Exercise brief. Report, word for word, every line of the material that contains "title".

Entries supplied.
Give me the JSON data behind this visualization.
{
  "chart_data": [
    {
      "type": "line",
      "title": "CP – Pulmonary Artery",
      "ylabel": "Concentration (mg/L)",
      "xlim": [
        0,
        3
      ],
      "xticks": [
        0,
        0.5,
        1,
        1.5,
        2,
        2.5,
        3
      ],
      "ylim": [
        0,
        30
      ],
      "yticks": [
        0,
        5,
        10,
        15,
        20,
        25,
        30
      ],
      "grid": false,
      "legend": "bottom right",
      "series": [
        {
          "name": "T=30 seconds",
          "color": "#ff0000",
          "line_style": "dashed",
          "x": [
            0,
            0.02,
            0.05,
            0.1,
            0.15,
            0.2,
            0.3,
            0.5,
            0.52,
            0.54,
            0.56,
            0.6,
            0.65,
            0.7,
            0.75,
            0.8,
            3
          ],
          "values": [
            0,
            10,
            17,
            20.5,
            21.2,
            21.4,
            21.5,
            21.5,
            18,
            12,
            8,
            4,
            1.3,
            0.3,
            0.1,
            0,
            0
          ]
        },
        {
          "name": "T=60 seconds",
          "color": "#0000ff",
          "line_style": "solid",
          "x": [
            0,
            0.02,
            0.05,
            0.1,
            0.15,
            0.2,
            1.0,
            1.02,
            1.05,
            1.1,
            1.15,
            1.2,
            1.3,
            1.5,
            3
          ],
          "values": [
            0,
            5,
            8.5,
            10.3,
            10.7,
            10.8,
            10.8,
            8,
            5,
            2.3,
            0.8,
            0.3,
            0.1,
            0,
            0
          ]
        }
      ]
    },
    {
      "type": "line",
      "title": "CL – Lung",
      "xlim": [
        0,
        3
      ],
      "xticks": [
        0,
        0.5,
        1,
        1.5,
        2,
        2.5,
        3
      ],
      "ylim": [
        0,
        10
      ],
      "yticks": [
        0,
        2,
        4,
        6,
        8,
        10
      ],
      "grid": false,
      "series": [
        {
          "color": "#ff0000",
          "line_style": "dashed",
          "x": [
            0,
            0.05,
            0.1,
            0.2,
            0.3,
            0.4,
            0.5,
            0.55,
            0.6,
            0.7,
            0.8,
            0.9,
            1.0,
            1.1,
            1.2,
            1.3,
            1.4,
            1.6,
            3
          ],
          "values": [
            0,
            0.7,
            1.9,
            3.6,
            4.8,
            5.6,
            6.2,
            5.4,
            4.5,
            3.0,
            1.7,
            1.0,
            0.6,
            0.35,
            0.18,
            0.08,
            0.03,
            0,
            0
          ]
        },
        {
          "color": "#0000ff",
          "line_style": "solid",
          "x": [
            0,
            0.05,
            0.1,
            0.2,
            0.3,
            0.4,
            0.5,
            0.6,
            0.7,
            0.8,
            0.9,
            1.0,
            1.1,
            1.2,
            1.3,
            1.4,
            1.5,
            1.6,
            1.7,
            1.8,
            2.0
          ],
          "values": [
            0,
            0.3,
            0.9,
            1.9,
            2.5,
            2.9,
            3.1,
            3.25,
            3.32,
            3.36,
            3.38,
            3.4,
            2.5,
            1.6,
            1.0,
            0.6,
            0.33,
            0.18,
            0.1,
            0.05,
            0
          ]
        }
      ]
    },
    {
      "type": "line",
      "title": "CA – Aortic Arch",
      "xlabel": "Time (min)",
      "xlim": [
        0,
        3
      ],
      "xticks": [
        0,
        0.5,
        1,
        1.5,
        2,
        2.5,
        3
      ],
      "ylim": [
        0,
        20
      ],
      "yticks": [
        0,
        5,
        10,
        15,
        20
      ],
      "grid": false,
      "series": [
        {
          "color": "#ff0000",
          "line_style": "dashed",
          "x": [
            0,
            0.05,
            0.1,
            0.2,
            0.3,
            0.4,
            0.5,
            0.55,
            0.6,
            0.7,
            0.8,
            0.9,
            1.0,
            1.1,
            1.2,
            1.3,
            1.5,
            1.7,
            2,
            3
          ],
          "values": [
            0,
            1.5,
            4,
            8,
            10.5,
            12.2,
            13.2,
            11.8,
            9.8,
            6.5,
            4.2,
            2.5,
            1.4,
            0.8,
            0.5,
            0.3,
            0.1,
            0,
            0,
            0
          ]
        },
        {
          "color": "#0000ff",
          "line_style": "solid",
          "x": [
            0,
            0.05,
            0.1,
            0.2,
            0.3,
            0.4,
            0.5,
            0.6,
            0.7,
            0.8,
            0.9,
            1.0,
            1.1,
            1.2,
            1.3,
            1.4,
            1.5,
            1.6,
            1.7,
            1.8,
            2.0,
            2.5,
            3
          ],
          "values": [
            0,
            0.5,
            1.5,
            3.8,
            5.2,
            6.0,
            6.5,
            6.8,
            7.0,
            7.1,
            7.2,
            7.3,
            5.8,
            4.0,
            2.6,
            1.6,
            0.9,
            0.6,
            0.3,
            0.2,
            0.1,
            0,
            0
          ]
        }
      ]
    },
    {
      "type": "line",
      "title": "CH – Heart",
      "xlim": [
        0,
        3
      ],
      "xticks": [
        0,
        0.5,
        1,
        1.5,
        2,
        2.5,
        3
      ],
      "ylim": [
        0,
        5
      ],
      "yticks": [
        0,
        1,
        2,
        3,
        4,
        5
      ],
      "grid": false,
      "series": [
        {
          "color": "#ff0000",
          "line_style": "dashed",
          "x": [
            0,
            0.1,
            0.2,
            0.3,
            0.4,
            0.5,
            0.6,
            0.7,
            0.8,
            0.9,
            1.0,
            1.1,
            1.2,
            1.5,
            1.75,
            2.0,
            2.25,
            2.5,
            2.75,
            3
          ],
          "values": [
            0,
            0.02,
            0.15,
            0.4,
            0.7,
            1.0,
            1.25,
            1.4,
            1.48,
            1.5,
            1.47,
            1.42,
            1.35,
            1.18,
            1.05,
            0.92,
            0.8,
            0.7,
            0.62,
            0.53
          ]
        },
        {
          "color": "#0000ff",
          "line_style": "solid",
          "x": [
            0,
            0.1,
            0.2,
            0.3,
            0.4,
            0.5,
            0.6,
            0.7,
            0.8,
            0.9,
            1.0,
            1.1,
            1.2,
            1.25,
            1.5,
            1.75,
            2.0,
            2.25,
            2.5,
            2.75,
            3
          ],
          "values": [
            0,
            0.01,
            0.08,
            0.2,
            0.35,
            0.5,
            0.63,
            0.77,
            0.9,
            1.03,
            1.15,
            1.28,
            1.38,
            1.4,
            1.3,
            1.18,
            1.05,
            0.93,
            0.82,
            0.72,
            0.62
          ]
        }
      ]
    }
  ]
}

Correct output.
      "title": "CP – Pulmonary Artery",
      "title": "CL – Lung",
      "title": "CA – Aortic Arch",
      "title": "CH – Heart",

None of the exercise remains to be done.